Transcribe the records that follow. Keep every word exactly, and drop the pictures.

───── Record extracts

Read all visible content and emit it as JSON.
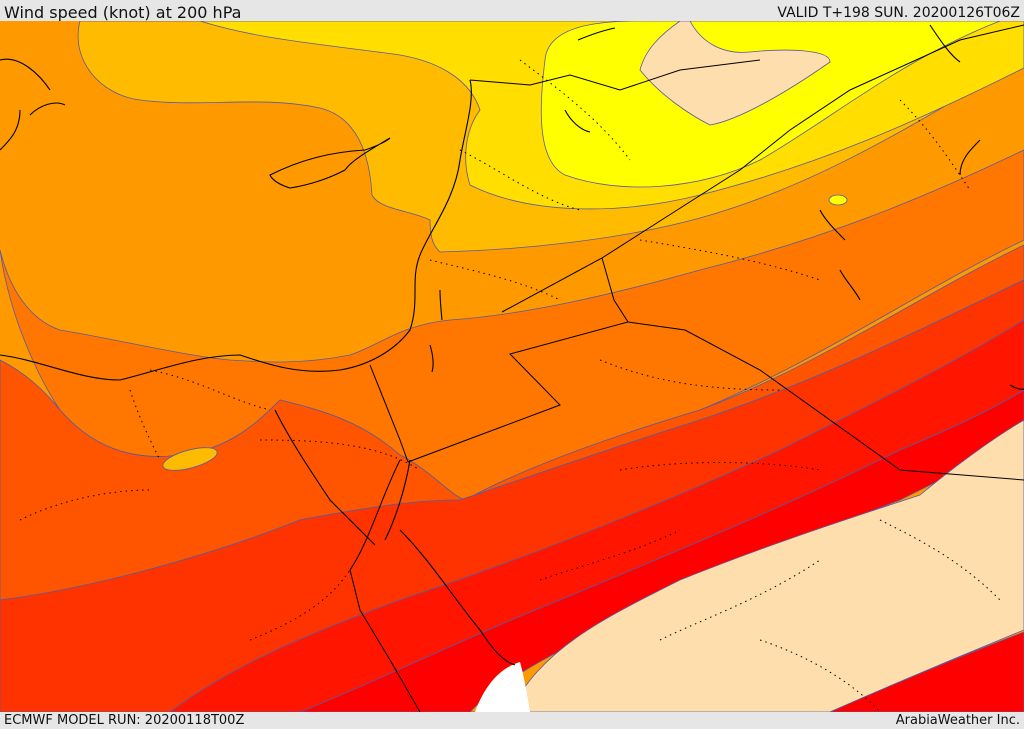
{
  "header": {
    "title": "Wind speed (knot) at 200 hPa",
    "valid": "VALID T+198 SUN. 20200126T06Z"
  },
  "footer": {
    "model_run": "ECMWF MODEL RUN: 20200118T00Z",
    "credit": "ArabiaWeather Inc."
  },
  "map": {
    "field": "wind-speed",
    "level": "200 hPa",
    "units": "knot",
    "colors": {
      "band_1": "#ffff00",
      "band_2": "#ffde00",
      "band_3": "#ffbb00",
      "band_4": "#ff9900",
      "band_5": "#ff7700",
      "band_6": "#ff5500",
      "band_7": "#ff3300",
      "band_8": "#ff1500",
      "band_9": "#ff0000",
      "low_speed_area": "#ffdead",
      "no_data": "#ffffff",
      "contour_line": "#5a5aa0",
      "coastline": "#000000",
      "border_dotted": "#000000"
    }
  }
}
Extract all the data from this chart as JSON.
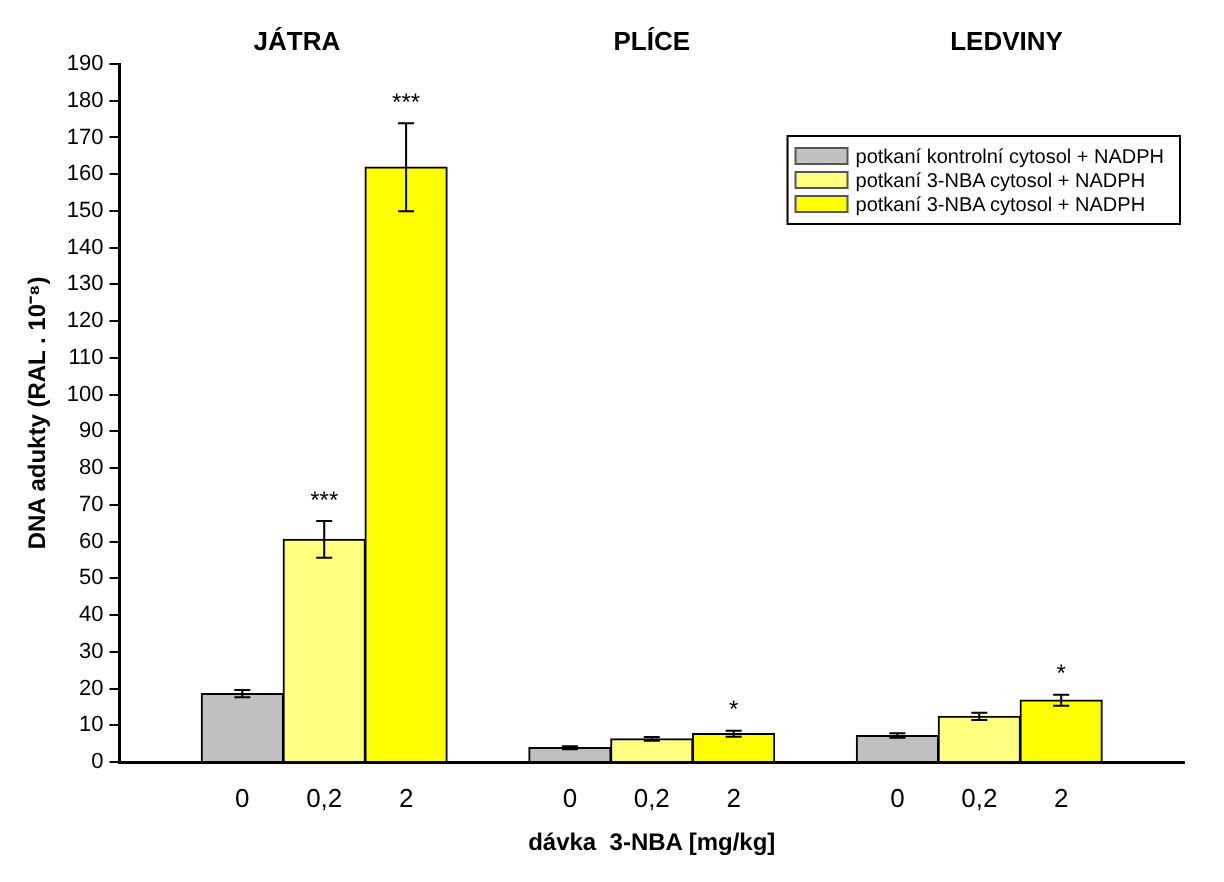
{
  "chart_data": {
    "type": "bar",
    "xlabel": "dávka  3-NBA [mg/kg]",
    "ylabel": "DNA adukty (RAL . 10⁻⁸)",
    "annotations": [
      "JÁTRA",
      "PLÍCE",
      "LEDVINY"
    ],
    "categories": [
      null,
      "0",
      "0,2",
      "2",
      null,
      "0",
      "0,2",
      "2",
      null,
      "0",
      "0,2",
      "2",
      null
    ],
    "series": [
      {
        "name": "potkaní kontrolní cytosol + NADPH",
        "color": "#c0c0c0",
        "values": [
          null,
          18.6,
          null,
          null,
          null,
          3.9,
          null,
          null,
          null,
          7.2,
          null,
          null,
          null
        ],
        "errors": [
          null,
          1,
          null,
          null,
          null,
          0.4,
          null,
          null,
          null,
          0.6,
          null,
          null,
          null
        ]
      },
      {
        "name": "potkaní 3-NBA cytosol + NADPH",
        "color": "#ffff80",
        "values": [
          null,
          null,
          60.6,
          null,
          null,
          null,
          6.3,
          null,
          null,
          null,
          12.4,
          null,
          null
        ],
        "errors": [
          null,
          null,
          5,
          null,
          null,
          null,
          0.5,
          null,
          null,
          null,
          1,
          null,
          null
        ],
        "value_labels": [
          null,
          null,
          "***",
          null,
          null,
          null,
          null,
          null,
          null,
          null,
          null,
          null,
          null
        ]
      },
      {
        "name": "potkaní 3-NBA cytosol + NADPH",
        "color": "#ffff00",
        "values": [
          null,
          null,
          null,
          161.9,
          null,
          null,
          null,
          7.7,
          null,
          null,
          null,
          16.8,
          null
        ],
        "errors": [
          null,
          null,
          null,
          12,
          null,
          null,
          null,
          0.8,
          null,
          null,
          null,
          1.5,
          null
        ],
        "value_labels": [
          null,
          null,
          null,
          "***",
          null,
          null,
          null,
          "*",
          null,
          null,
          null,
          "*",
          null
        ]
      }
    ],
    "ylim": [
      0,
      190
    ],
    "yticks": [
      0,
      10,
      20,
      30,
      40,
      50,
      60,
      70,
      80,
      90,
      100,
      110,
      120,
      130,
      140,
      150,
      160,
      170,
      180,
      190
    ],
    "legend": "top right",
    "grid": false
  }
}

──────────

▶ Task answer:
Read all visible content and emit it as JSON.
{
  "header": {
    "title": "Wind speed (knot) at 200 hPa",
    "valid": "VALID T+198 SUN. 20200126T06Z"
  },
  "footer": {
    "model_run": "ECMWF MODEL RUN: 20200118T00Z",
    "credit": "ArabiaWeather Inc."
  },
  "map": {
    "field": "wind-speed",
    "level": "200 hPa",
    "units": "knot",
    "colors": {
      "band_1": "#ffff00",
      "band_2": "#ffde00",
      "band_3": "#ffbb00",
      "band_4": "#ff9900",
      "band_5": "#ff7700",
      "band_6": "#ff5500",
      "band_7": "#ff3300",
      "band_8": "#ff1500",
      "band_9": "#ff0000",
      "low_speed_area": "#ffdead",
      "no_data": "#ffffff",
      "contour_line": "#5a5aa0",
      "coastline": "#000000",
      "border_dotted": "#000000"
    }
  }
}
Extract all the data from this chart as JSON.
{
  "chart_data": {
    "type": "bar",
    "xlabel": "dávka  3-NBA [mg/kg]",
    "ylabel": "DNA adukty (RAL . 10⁻⁸)",
    "annotations": [
      "JÁTRA",
      "PLÍCE",
      "LEDVINY"
    ],
    "categories": [
      null,
      "0",
      "0,2",
      "2",
      null,
      "0",
      "0,2",
      "2",
      null,
      "0",
      "0,2",
      "2",
      null
    ],
    "series": [
      {
        "name": "potkaní kontrolní cytosol + NADPH",
        "color": "#c0c0c0",
        "values": [
          null,
          18.6,
          null,
          null,
          null,
          3.9,
          null,
          null,
          null,
          7.2,
          null,
          null,
          null
        ],
        "errors": [
          null,
          1,
          null,
          null,
          null,
          0.4,
          null,
          null,
          null,
          0.6,
          null,
          null,
          null
        ]
      },
      {
        "name": "potkaní 3-NBA cytosol + NADPH",
        "color": "#ffff80",
        "values": [
          null,
          null,
          60.6,
          null,
          null,
          null,
          6.3,
          null,
          null,
          null,
          12.4,
          null,
          null
        ],
        "errors": [
          null,
          null,
          5,
          null,
          null,
          null,
          0.5,
          null,
          null,
          null,
          1,
          null,
          null
        ],
        "value_labels": [
          null,
          null,
          "***",
          null,
          null,
          null,
          null,
          null,
          null,
          null,
          null,
          null,
          null
        ]
      },
      {
        "name": "potkaní 3-NBA cytosol + NADPH",
        "color": "#ffff00",
        "values": [
          null,
          null,
          null,
          161.9,
          null,
          null,
          null,
          7.7,
          null,
          null,
          null,
          16.8,
          null
        ],
        "errors": [
          null,
          null,
          null,
          12,
          null,
          null,
          null,
          0.8,
          null,
          null,
          null,
          1.5,
          null
        ],
        "value_labels": [
          null,
          null,
          null,
          "***",
          null,
          null,
          null,
          "*",
          null,
          null,
          null,
          "*",
          null
        ]
      }
    ],
    "ylim": [
      0,
      190
    ],
    "yticks": [
      0,
      10,
      20,
      30,
      40,
      50,
      60,
      70,
      80,
      90,
      100,
      110,
      120,
      130,
      140,
      150,
      160,
      170,
      180,
      190
    ],
    "legend": "top right",
    "grid": false
  }
}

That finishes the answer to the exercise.